▶ _Information provided_:
══════════

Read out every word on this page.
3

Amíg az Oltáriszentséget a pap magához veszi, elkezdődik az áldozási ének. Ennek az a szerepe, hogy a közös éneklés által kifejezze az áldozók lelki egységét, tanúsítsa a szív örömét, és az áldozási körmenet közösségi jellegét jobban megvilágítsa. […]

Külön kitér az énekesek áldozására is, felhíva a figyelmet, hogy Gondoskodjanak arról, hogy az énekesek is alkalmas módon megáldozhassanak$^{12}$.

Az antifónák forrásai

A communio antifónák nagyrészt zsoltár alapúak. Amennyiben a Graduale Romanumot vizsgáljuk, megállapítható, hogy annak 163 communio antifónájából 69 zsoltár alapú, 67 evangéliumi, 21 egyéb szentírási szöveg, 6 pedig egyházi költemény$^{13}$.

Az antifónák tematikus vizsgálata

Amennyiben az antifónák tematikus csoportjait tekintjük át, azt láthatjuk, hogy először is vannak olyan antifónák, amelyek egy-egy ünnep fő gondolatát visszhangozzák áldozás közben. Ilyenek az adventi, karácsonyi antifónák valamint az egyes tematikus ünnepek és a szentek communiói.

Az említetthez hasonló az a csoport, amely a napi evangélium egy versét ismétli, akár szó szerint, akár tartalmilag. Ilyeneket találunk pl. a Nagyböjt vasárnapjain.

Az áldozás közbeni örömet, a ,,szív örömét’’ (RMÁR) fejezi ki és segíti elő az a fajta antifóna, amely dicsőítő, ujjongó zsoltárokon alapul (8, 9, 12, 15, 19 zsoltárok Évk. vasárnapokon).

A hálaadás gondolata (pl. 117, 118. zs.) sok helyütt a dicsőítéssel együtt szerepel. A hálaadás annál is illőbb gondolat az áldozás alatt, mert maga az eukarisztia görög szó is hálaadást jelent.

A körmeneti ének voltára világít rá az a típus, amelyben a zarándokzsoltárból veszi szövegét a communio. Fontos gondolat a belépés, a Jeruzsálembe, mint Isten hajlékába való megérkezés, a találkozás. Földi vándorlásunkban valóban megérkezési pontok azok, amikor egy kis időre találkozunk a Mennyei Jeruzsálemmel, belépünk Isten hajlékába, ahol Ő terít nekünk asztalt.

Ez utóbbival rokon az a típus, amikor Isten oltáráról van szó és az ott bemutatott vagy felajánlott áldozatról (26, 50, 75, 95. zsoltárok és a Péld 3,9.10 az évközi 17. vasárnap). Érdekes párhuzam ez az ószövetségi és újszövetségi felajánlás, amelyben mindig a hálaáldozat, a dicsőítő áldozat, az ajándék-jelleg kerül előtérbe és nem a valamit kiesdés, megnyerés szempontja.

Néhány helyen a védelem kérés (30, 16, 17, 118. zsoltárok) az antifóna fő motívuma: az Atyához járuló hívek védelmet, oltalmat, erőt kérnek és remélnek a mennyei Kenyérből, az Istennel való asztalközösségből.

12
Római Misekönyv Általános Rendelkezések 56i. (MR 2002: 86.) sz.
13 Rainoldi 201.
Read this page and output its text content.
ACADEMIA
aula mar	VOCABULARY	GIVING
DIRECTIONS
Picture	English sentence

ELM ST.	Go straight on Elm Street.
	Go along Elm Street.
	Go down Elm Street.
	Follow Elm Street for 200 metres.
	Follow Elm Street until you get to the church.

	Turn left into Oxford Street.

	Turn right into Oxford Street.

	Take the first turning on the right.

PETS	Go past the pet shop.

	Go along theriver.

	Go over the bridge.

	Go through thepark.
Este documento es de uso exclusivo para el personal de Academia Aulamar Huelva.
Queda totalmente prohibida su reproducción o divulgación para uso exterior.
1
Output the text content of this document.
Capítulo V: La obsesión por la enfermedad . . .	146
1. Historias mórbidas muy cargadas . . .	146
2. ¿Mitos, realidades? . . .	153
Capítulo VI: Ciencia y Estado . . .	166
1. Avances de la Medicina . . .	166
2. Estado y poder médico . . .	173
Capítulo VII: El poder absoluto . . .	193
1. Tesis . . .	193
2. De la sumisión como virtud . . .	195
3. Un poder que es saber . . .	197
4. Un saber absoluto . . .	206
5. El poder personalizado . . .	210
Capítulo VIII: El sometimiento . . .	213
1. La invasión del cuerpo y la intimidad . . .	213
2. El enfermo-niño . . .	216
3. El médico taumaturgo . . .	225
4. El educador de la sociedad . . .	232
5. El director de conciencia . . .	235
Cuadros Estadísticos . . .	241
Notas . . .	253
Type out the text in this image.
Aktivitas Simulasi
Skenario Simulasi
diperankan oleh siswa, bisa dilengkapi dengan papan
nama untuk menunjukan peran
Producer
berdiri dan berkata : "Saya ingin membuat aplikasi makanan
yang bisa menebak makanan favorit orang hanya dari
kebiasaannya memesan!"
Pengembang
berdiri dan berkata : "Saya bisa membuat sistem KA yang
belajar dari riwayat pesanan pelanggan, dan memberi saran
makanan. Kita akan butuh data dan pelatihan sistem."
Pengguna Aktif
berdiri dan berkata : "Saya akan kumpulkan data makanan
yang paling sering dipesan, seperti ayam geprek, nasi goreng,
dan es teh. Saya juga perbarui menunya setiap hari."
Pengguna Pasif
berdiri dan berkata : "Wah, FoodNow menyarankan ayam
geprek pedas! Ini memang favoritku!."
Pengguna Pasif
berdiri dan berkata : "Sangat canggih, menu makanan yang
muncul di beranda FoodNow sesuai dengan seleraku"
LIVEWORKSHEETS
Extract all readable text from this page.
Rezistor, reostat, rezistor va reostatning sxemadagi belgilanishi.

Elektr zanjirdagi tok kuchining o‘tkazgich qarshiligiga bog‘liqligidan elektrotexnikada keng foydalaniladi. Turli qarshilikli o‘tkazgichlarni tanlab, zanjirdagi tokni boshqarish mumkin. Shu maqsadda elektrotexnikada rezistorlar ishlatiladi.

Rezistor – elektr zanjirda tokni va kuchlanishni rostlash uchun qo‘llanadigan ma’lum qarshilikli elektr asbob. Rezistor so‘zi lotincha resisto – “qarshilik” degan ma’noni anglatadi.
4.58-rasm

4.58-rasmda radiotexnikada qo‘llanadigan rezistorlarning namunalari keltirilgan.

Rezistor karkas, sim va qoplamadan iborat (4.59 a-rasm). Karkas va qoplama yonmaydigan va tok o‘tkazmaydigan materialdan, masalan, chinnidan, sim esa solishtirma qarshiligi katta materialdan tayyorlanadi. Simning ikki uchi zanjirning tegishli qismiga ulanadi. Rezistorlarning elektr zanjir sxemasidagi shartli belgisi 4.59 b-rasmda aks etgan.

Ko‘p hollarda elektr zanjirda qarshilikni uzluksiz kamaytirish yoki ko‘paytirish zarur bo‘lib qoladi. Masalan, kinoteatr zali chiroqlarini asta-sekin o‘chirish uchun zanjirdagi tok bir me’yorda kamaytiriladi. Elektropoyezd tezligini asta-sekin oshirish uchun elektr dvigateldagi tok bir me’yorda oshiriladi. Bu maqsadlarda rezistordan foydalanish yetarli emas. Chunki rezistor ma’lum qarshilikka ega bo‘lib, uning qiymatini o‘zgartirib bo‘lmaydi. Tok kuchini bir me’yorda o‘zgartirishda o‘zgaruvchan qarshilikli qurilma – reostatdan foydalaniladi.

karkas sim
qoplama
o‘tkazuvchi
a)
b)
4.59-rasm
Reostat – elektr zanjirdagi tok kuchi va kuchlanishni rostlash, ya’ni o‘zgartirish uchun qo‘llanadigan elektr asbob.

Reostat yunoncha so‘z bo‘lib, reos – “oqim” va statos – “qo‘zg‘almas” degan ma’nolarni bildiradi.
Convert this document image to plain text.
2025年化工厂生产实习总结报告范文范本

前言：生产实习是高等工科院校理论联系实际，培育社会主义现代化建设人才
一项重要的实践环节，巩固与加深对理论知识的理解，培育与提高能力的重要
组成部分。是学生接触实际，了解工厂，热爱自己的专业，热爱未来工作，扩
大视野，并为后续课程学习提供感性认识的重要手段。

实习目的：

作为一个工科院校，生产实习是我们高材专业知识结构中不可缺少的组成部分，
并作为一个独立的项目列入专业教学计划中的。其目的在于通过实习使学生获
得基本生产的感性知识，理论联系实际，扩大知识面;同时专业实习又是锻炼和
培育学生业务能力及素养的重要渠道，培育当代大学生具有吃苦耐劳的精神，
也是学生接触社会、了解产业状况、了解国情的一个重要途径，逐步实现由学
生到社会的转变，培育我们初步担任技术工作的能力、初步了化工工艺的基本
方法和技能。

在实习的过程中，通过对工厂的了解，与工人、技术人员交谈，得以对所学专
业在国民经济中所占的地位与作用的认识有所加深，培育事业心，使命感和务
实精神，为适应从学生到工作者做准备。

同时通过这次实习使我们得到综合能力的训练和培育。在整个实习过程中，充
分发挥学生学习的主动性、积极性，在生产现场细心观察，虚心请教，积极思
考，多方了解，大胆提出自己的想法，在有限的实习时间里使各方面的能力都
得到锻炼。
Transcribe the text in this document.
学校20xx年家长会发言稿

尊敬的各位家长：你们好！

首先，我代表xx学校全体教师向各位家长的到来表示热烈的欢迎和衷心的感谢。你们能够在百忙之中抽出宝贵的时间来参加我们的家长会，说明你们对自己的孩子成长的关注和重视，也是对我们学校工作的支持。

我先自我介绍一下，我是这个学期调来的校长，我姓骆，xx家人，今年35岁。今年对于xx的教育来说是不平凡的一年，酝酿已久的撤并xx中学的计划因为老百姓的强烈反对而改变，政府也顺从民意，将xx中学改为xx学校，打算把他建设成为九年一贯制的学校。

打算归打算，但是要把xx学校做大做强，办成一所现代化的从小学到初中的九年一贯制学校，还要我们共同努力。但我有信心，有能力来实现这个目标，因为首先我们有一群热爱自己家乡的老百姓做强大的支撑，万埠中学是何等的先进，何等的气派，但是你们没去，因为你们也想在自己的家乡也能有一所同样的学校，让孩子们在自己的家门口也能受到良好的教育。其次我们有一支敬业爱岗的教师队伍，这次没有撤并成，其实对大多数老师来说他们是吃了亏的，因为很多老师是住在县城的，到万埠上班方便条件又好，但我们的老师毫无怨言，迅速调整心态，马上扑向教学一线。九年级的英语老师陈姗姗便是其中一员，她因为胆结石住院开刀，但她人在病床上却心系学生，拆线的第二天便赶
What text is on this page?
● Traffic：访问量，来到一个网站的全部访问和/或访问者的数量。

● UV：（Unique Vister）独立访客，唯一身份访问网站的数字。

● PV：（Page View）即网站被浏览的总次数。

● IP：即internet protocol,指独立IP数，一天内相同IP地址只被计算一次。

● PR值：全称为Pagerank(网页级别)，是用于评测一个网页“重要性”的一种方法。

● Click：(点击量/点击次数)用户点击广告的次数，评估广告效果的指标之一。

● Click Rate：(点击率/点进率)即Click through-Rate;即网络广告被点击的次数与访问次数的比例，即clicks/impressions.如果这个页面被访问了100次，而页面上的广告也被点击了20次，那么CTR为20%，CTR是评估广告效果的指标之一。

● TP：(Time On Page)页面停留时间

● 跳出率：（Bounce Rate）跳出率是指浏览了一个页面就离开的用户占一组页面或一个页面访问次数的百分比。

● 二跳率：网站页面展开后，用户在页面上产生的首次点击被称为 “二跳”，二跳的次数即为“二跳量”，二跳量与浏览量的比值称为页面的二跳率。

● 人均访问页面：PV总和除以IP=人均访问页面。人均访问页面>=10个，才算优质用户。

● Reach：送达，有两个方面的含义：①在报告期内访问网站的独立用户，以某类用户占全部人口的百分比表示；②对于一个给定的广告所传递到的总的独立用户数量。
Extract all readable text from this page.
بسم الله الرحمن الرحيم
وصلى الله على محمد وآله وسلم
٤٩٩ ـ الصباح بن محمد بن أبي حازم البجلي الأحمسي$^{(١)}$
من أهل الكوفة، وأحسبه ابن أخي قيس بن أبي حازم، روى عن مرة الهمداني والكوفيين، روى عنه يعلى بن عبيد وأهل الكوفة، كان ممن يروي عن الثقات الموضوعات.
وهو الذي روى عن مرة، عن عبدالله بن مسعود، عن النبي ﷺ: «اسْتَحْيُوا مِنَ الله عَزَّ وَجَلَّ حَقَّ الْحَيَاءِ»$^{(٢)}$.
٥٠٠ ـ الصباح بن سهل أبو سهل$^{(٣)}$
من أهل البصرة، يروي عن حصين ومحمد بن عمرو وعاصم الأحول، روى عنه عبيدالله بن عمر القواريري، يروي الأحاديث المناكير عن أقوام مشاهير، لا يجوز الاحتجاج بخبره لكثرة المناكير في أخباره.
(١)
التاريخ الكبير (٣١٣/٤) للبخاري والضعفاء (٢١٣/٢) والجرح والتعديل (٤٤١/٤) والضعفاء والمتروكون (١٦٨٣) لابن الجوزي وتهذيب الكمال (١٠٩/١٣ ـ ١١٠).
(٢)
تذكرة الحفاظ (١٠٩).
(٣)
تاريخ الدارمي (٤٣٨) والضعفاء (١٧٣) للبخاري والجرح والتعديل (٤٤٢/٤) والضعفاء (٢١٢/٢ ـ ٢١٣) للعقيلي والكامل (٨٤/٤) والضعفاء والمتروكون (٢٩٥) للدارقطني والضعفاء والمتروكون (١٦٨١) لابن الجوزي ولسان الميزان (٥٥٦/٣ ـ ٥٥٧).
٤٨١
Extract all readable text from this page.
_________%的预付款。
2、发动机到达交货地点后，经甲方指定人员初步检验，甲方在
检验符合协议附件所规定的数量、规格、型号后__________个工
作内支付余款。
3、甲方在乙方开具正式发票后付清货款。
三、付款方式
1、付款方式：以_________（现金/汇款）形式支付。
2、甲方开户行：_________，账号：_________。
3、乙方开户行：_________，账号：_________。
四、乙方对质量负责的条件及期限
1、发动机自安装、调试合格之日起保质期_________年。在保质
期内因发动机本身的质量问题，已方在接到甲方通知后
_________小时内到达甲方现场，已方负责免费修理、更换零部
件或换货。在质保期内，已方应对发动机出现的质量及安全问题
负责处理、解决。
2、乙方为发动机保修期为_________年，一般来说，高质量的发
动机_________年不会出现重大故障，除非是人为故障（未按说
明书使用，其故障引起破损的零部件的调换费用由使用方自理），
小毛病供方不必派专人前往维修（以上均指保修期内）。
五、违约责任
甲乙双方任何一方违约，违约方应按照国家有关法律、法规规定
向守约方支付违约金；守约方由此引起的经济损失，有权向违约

══════════

▶ _Instructions to follow_:
For the entries above, state how many lines contain the word "والتعديل". Provide the number by itself.

▶ _Full output_:
2